▶ GIVEN REQUEST:
Collect each line holding the string "including".

▶ DATA SUPPLIED:
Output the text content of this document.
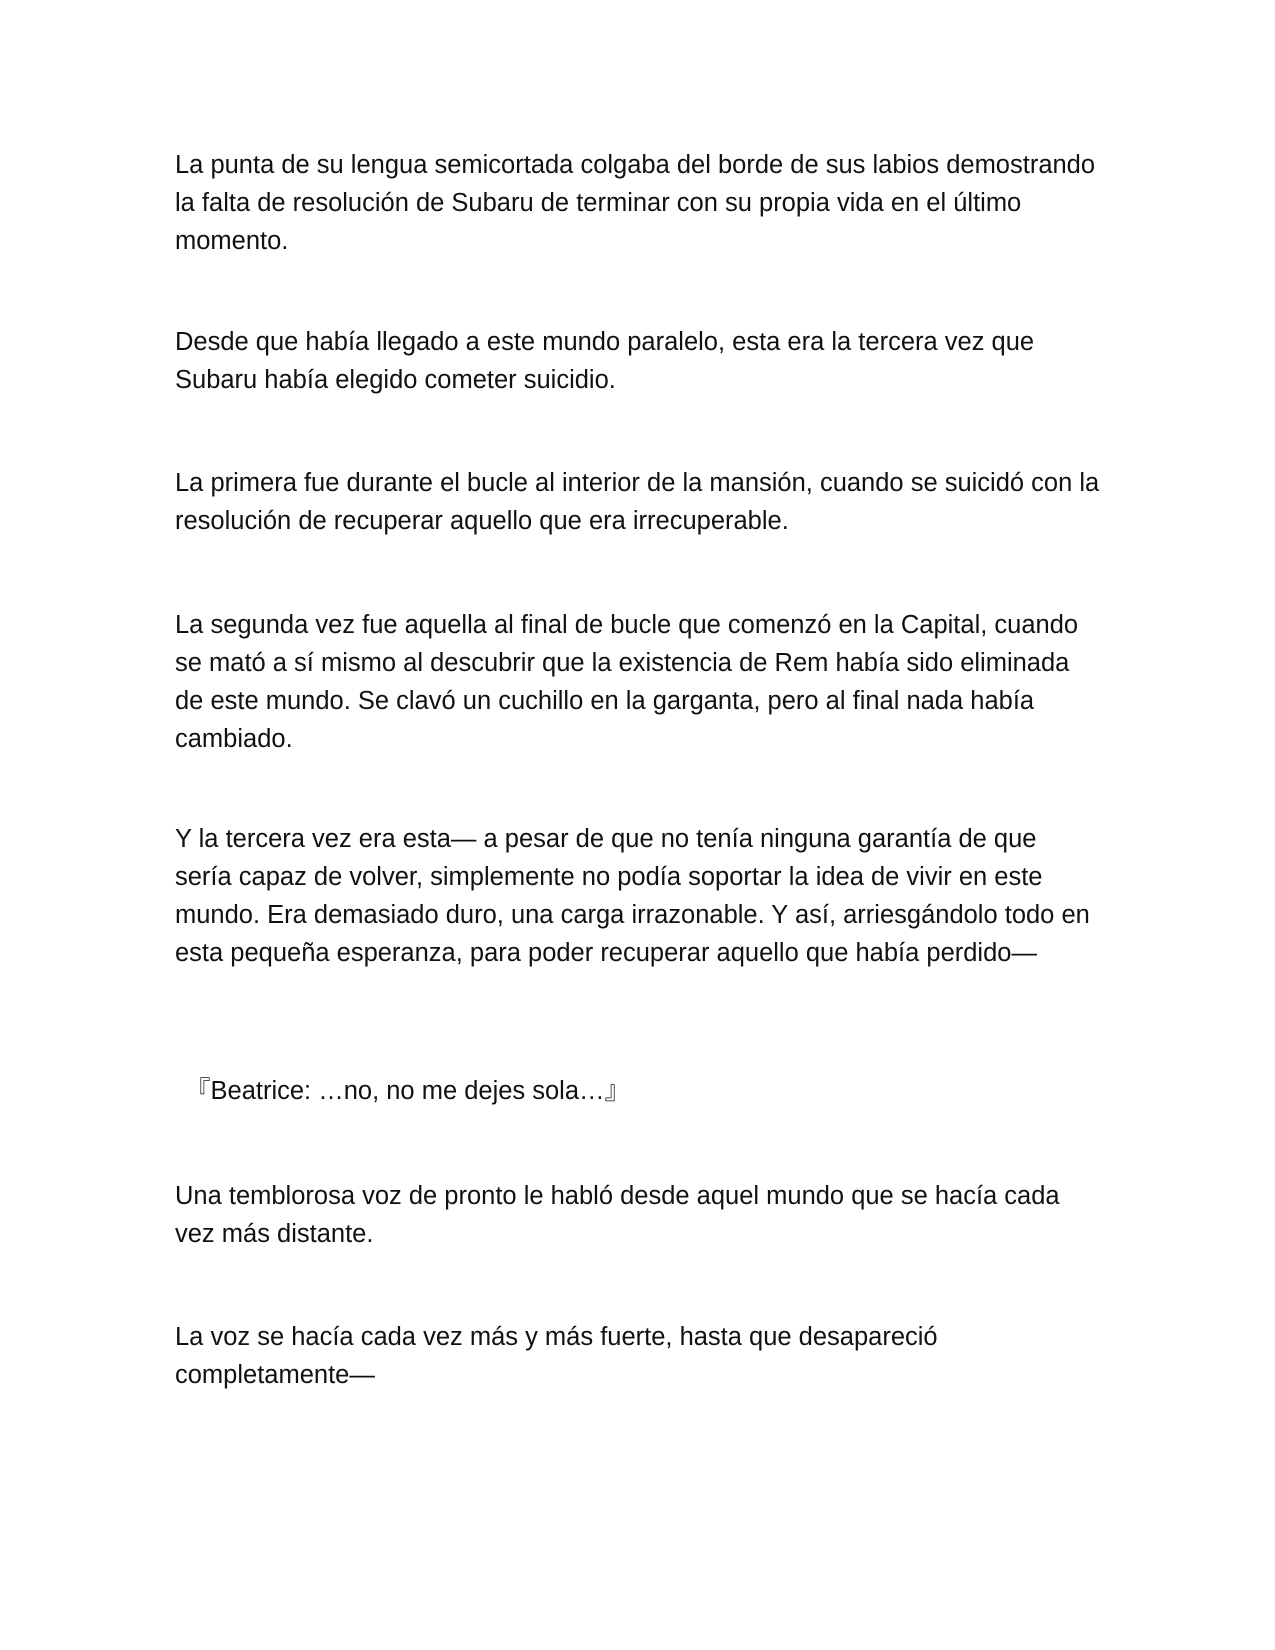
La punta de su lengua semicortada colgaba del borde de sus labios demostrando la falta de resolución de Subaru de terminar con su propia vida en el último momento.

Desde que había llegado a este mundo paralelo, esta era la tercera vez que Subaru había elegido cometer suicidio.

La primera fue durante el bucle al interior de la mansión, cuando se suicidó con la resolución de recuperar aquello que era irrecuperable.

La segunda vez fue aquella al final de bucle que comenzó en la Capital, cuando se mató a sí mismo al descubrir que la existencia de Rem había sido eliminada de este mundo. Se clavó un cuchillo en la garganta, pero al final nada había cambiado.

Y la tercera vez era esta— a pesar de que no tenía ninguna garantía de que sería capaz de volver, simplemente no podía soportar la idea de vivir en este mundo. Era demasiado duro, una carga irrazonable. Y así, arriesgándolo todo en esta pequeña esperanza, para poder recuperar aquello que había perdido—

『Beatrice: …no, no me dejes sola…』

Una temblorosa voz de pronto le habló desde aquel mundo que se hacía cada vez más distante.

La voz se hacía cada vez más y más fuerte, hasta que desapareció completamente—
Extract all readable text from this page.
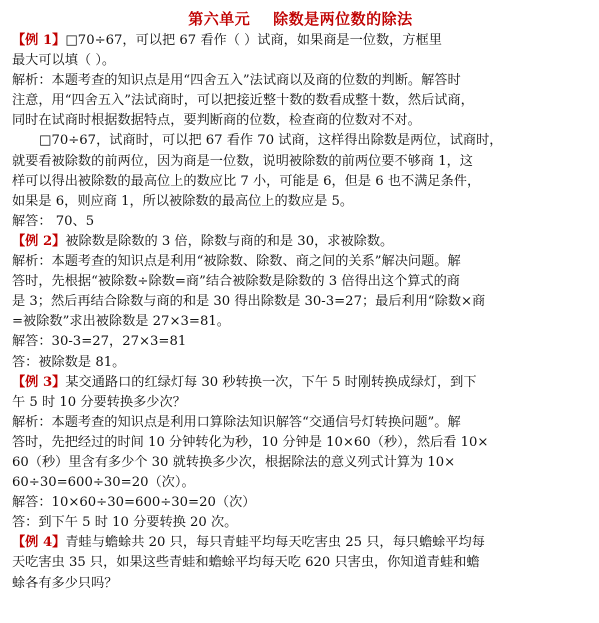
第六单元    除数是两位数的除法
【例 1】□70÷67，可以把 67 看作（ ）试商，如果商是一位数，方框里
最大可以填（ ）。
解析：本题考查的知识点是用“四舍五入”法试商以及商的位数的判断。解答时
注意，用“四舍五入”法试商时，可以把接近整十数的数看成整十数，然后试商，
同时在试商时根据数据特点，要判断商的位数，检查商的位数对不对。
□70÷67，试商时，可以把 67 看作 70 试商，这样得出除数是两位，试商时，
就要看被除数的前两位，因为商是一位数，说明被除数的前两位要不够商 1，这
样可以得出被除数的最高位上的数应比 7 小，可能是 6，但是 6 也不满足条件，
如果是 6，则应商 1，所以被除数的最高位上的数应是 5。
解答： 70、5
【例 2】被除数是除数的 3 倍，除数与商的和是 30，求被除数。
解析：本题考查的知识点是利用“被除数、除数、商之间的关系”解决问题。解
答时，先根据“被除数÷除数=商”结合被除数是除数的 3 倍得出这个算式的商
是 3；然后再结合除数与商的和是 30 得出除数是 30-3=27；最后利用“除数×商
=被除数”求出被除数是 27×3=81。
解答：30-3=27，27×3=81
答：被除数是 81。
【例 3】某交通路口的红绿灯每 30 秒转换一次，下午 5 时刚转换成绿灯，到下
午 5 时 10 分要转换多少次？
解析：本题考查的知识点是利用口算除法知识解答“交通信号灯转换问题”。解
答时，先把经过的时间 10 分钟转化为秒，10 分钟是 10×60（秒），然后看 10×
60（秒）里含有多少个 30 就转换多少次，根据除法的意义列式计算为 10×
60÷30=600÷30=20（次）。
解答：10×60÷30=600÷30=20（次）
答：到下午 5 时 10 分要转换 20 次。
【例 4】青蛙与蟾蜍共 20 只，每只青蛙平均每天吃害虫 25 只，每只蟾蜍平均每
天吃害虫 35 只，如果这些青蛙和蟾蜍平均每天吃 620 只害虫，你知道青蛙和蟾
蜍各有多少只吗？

---

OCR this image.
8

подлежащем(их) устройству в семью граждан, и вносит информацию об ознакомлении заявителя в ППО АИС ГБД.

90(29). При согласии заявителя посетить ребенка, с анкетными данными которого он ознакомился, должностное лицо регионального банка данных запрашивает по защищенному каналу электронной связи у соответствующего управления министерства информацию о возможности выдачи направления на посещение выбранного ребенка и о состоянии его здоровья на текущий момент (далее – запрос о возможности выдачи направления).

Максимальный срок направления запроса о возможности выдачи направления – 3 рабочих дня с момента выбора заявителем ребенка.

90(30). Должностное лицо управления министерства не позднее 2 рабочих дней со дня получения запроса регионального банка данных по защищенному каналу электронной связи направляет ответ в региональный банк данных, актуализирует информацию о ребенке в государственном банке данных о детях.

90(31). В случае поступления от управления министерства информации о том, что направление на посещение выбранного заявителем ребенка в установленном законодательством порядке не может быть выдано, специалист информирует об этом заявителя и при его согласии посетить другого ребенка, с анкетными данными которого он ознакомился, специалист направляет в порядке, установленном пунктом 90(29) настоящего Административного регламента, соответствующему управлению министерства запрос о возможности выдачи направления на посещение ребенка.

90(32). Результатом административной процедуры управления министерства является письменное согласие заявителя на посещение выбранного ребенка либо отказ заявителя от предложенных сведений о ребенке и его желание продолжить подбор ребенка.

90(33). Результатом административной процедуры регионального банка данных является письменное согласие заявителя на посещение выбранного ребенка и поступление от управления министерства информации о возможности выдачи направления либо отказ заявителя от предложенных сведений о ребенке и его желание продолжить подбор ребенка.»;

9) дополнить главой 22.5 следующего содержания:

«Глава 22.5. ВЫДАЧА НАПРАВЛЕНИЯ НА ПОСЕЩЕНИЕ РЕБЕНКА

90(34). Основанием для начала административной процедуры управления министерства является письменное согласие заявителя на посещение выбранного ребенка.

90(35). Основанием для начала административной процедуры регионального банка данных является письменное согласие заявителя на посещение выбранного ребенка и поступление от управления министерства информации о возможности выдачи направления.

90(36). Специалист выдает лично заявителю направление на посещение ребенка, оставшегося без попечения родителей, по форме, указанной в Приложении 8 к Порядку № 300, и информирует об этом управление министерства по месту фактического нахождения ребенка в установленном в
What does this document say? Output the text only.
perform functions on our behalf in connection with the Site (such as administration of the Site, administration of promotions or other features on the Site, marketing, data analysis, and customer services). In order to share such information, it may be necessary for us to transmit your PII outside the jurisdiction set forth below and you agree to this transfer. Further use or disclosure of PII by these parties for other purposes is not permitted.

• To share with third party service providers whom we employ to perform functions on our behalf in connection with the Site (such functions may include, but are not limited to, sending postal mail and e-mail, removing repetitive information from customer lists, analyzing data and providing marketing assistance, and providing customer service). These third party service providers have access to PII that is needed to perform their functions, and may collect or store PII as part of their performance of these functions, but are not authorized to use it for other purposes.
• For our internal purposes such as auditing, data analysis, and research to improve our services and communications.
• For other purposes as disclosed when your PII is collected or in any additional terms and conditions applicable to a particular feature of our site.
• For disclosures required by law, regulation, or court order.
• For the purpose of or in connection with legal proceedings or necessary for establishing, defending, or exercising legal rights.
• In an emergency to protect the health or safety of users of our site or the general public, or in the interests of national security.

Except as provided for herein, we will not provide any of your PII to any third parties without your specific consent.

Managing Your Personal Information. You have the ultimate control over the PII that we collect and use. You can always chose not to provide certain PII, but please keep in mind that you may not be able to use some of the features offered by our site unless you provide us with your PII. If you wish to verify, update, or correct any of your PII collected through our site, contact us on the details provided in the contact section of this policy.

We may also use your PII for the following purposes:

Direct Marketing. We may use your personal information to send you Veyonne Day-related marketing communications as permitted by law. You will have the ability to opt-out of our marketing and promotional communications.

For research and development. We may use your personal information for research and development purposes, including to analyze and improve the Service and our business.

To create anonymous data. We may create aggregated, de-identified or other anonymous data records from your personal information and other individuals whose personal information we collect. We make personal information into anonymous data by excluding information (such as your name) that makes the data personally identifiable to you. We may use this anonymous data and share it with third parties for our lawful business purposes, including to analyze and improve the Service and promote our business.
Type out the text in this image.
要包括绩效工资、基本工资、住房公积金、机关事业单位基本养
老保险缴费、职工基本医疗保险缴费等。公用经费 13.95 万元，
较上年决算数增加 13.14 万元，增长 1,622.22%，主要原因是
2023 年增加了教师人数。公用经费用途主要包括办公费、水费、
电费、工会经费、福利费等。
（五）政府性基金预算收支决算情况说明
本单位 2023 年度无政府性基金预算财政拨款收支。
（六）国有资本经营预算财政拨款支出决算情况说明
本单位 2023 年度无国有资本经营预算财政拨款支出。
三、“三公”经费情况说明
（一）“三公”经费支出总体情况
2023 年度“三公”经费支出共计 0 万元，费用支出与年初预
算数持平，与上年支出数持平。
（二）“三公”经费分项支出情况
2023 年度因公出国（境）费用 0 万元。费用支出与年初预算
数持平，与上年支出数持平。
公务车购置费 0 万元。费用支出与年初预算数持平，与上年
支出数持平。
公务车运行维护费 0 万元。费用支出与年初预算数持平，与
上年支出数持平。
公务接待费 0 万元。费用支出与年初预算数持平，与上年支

--

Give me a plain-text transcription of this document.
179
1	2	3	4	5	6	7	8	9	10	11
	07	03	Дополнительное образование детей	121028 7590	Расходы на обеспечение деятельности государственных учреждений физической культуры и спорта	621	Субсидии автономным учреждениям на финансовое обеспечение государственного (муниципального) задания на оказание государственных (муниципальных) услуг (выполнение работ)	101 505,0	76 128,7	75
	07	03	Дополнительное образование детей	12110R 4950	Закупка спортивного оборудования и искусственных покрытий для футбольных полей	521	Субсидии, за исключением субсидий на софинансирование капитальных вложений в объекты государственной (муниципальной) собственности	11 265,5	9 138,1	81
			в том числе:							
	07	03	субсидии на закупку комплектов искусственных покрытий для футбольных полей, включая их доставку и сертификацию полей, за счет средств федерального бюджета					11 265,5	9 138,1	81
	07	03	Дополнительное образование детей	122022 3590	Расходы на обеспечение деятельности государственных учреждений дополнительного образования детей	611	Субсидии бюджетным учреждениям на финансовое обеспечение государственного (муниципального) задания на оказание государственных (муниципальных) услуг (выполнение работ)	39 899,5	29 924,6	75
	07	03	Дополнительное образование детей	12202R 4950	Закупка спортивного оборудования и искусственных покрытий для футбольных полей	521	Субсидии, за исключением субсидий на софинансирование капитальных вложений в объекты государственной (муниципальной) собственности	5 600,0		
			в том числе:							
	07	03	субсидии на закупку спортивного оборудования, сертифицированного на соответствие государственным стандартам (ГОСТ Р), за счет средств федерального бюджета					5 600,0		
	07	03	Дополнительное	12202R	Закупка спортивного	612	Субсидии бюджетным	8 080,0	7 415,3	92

▶ COMPLETE RESPONSE:
For research and development. We may use your personal information for research and development purposes, including to analyze and improve the Service and our business.
To create anonymous data. We may create aggregated, de-identified or other anonymous data records from your personal information and other individuals whose personal information we collect. We make personal information into anonymous data by excluding information (such as your name) that makes the data personally identifiable to you. We may use this anonymous data and share it with third parties for our lawful business purposes, including to analyze and improve the Service and promote our business.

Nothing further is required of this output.